* TASK REQUIREMENTS
Find each line holding "icon" and copy it out.

* RECORDS FOR THE TASK

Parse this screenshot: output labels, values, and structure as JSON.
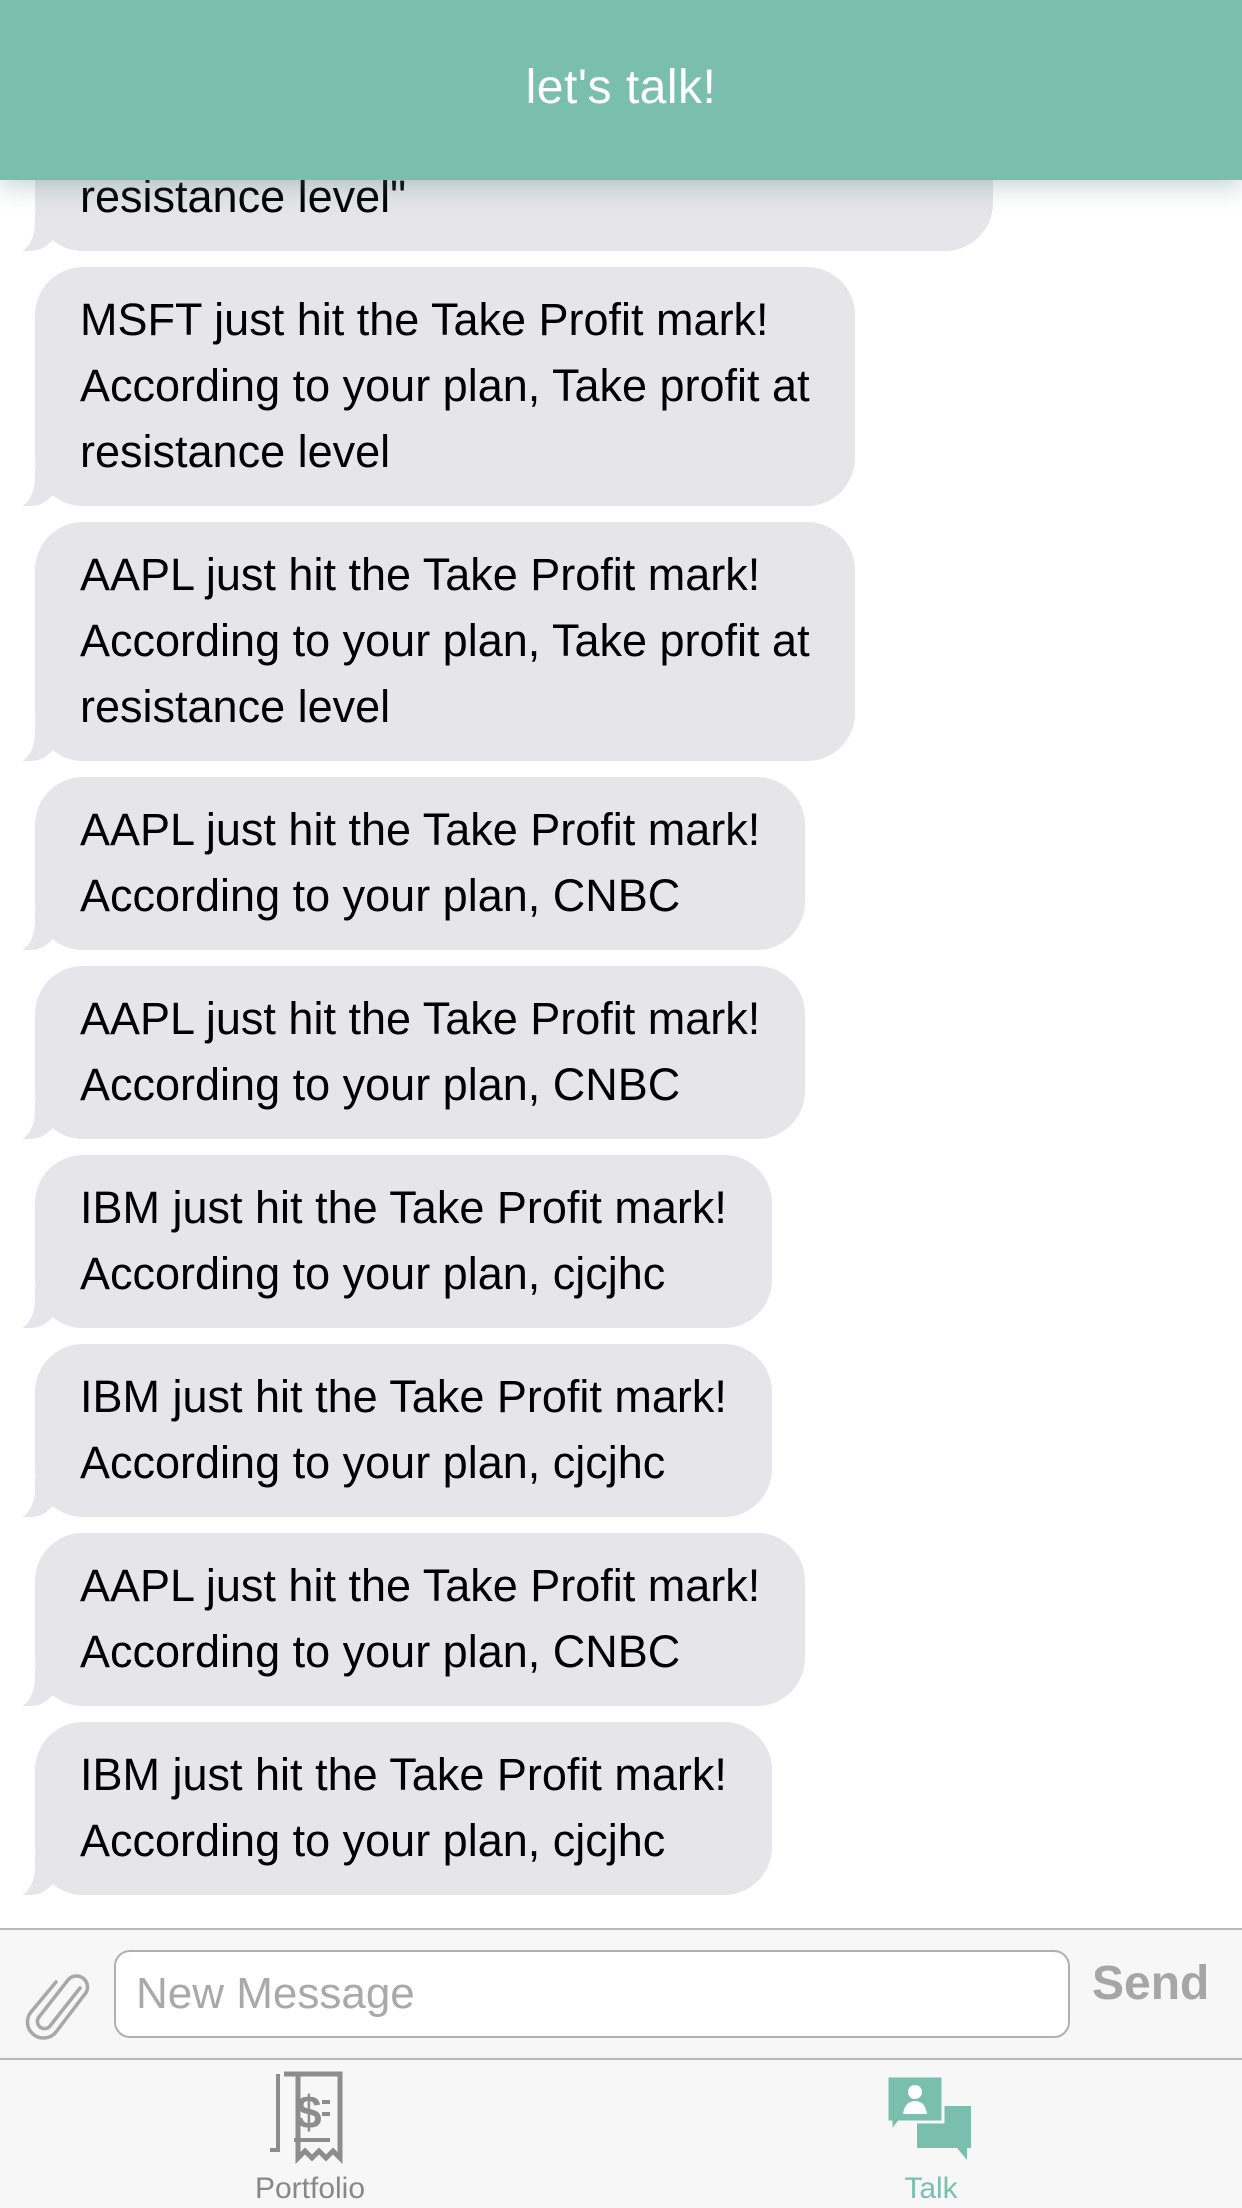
{
  "header": {
    "title": "let's talk!"
  },
  "colors": {
    "accent": "#7abfad",
    "bubble": "#e6e5ea",
    "inactive_tab": "#888888"
  },
  "messages": [
    {
      "lines": [
        "resistance level\""
      ]
    },
    {
      "lines": [
        "MSFT just hit the Take Profit mark!",
        "According to your plan, Take profit at",
        "resistance level"
      ]
    },
    {
      "lines": [
        "AAPL just hit the Take Profit mark!",
        "According to your plan, Take profit at",
        "resistance level"
      ]
    },
    {
      "lines": [
        "AAPL just hit the Take Profit mark!",
        "According to your plan, CNBC"
      ]
    },
    {
      "lines": [
        "AAPL just hit the Take Profit mark!",
        "According to your plan, CNBC"
      ]
    },
    {
      "lines": [
        "IBM just hit the Take Profit mark!",
        "According to your plan, cjcjhc"
      ]
    },
    {
      "lines": [
        "IBM just hit the Take Profit mark!",
        "According to your plan, cjcjhc"
      ]
    },
    {
      "lines": [
        "AAPL just hit the Take Profit mark!",
        "According to your plan, CNBC"
      ]
    },
    {
      "lines": [
        "IBM just hit the Take Profit mark!",
        "According to your plan, cjcjhc"
      ]
    }
  ],
  "composer": {
    "placeholder": "New Message",
    "value": "",
    "send_label": "Send",
    "attach_icon": "paperclip-icon"
  },
  "tabs": [
    {
      "label": "Portfolio",
      "icon": "receipt-dollar-icon",
      "active": false
    },
    {
      "label": "Talk",
      "icon": "chat-bubbles-icon",
      "active": true
    }
  ]
}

* WRITTEN SOLUTION
    "attach_icon": "paperclip-icon"
      "icon": "receipt-dollar-icon",
      "icon": "chat-bubbles-icon",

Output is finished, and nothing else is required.